Scan the entries below and extract each line with the word "обеспечения" in it.

————

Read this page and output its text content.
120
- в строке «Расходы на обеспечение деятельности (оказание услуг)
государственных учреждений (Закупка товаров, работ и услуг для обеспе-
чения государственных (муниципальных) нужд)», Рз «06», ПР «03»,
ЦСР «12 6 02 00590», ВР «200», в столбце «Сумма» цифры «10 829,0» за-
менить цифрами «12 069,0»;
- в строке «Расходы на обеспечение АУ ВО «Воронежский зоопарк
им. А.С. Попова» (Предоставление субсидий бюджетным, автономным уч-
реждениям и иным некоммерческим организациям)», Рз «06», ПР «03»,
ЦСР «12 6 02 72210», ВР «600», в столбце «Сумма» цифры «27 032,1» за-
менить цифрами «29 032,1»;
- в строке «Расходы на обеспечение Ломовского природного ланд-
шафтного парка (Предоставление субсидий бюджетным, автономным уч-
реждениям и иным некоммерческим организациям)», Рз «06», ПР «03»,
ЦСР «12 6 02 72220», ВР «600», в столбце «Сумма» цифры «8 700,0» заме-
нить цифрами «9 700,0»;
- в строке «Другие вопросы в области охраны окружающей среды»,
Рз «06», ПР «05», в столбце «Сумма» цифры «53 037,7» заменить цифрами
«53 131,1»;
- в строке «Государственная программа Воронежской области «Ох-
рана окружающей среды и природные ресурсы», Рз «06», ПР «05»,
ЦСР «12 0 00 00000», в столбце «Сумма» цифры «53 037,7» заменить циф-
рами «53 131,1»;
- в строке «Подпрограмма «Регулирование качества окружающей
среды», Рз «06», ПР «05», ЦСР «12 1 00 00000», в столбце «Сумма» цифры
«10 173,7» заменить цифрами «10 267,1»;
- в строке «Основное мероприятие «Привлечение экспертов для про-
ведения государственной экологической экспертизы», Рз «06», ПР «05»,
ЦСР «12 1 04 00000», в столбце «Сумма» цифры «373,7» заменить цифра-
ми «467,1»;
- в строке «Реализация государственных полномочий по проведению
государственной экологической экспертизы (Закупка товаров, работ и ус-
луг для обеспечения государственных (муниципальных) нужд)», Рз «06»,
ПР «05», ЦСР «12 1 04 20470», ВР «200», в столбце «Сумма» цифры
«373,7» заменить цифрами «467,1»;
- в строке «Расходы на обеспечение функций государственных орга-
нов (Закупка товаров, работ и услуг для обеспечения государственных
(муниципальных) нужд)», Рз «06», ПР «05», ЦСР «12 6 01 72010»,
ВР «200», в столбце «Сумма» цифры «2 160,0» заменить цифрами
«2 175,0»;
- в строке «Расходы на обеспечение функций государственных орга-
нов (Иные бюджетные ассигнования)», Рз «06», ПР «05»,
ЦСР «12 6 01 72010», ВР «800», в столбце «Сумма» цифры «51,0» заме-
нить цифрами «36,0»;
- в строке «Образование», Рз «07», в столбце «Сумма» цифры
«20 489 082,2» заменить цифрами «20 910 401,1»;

————

§ OUTPUT OF THE TASK:
луг для обеспечения государственных (муниципальных) нужд)», Рз «06»,
нов (Закупка товаров, работ и услуг для обеспечения государственных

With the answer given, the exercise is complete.